● SUPPLIED MATERIAL:
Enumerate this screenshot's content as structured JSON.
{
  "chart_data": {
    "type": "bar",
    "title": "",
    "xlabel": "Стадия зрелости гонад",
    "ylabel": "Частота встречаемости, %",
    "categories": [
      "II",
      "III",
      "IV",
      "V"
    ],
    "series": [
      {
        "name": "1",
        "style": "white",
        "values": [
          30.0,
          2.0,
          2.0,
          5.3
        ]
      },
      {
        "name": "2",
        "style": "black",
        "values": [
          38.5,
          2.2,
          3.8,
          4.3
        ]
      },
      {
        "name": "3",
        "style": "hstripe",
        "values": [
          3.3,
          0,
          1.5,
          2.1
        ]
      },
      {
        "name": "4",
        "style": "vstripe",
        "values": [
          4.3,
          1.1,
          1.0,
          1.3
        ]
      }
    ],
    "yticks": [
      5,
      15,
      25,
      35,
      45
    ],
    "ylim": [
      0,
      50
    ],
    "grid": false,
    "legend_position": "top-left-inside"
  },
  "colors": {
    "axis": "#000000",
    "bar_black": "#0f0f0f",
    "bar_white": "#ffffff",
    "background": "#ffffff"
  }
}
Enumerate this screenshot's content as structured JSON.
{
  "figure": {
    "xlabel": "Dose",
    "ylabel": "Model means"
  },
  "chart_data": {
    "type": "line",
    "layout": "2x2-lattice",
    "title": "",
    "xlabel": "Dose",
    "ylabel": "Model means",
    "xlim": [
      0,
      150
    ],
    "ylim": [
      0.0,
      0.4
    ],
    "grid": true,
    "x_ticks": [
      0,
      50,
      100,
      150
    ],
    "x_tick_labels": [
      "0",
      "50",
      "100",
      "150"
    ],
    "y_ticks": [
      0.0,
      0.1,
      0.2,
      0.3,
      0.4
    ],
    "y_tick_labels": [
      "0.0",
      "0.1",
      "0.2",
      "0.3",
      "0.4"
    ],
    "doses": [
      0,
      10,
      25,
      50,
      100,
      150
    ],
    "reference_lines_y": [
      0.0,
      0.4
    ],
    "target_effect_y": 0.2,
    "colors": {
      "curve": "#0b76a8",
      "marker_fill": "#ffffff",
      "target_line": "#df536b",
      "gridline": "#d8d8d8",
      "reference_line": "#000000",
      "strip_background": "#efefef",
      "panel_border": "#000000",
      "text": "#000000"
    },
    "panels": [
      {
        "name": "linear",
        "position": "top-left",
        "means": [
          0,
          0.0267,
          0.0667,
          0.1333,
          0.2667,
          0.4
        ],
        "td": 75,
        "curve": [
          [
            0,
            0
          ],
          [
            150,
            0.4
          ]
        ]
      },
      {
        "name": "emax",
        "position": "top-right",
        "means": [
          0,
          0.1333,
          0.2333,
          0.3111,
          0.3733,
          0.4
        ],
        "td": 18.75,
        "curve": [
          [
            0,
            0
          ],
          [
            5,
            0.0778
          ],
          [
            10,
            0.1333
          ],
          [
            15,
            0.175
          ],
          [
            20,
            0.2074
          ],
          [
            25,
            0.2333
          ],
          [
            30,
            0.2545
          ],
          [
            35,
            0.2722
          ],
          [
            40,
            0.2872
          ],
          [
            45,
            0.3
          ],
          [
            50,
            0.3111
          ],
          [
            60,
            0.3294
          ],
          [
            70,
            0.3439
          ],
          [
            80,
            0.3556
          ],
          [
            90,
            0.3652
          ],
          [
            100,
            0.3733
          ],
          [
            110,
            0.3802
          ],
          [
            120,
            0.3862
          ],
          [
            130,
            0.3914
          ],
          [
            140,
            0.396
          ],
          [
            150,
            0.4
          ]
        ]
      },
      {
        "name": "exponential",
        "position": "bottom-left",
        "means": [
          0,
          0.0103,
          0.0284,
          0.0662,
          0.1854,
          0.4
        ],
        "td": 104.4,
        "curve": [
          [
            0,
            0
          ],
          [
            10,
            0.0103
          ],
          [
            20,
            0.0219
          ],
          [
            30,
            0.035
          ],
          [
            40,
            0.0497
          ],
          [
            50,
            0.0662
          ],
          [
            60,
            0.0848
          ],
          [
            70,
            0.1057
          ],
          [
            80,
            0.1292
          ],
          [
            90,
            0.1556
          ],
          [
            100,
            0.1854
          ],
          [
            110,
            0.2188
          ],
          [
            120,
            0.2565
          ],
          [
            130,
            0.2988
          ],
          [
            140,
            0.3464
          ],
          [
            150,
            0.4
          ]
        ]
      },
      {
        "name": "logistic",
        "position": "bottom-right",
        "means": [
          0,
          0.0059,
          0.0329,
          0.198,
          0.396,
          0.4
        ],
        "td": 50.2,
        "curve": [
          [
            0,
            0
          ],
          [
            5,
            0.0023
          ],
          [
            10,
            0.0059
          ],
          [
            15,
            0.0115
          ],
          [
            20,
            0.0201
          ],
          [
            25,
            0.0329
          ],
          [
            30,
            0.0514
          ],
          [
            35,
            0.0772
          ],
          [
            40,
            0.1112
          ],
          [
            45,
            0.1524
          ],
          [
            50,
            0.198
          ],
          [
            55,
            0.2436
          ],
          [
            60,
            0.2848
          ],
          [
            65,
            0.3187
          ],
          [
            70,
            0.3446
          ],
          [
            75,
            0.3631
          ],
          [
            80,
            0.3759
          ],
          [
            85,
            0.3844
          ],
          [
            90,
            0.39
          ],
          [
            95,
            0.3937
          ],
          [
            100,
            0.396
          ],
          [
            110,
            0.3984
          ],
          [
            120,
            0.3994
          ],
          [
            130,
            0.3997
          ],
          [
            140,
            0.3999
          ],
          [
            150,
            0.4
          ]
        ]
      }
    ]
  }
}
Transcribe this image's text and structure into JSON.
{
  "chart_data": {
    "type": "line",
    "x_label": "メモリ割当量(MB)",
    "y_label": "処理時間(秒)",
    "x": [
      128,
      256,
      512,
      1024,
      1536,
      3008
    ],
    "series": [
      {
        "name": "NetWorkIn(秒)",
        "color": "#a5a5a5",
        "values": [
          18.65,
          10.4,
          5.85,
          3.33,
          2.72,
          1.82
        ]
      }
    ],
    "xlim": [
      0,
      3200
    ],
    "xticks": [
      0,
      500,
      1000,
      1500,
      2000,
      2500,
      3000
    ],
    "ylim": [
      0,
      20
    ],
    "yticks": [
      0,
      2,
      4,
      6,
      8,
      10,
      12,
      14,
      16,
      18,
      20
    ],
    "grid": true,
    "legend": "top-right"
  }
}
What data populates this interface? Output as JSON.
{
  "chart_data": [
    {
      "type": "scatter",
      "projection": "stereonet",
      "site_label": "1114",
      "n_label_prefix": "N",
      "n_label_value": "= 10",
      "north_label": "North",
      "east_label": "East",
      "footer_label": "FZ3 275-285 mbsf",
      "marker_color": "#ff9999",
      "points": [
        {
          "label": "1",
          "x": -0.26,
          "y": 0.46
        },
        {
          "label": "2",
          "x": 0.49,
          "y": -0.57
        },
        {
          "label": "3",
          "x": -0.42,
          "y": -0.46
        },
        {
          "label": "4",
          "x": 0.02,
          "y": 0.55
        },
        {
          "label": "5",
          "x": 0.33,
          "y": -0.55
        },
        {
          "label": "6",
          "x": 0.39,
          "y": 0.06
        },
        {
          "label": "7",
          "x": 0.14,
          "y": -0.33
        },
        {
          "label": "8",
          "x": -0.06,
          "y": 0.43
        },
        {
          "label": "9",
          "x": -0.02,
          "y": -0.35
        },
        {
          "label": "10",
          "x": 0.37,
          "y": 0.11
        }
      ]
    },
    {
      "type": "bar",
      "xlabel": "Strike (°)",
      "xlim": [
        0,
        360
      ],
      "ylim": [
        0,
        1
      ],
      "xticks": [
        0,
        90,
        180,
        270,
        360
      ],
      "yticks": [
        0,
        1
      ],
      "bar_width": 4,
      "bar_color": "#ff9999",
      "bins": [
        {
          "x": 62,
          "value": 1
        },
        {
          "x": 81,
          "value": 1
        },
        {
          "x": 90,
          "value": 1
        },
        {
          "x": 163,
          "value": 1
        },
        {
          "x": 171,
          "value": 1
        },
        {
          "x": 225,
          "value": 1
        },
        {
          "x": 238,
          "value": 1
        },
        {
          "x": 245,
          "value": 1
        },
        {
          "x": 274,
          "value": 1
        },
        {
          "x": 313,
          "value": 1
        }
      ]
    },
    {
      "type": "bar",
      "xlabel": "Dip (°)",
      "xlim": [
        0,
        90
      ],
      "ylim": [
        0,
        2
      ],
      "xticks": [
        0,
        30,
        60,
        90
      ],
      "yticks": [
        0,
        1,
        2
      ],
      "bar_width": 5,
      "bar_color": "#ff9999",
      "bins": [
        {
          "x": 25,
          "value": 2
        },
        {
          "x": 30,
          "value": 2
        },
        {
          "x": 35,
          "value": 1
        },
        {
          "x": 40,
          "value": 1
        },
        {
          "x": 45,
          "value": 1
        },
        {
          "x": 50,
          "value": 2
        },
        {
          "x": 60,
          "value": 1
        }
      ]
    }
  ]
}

● EXERCISE OBJECTIVE:
Look for "xlabel" and pull out every line that has it.

● RESULT FOR THIS TASK:
    "xlabel": "Стадия зрелости гонад",
    "xlabel": "Dose",
    "xlabel": "Dose",
      "xlabel": "Strike (°)",
      "xlabel": "Dip (°)",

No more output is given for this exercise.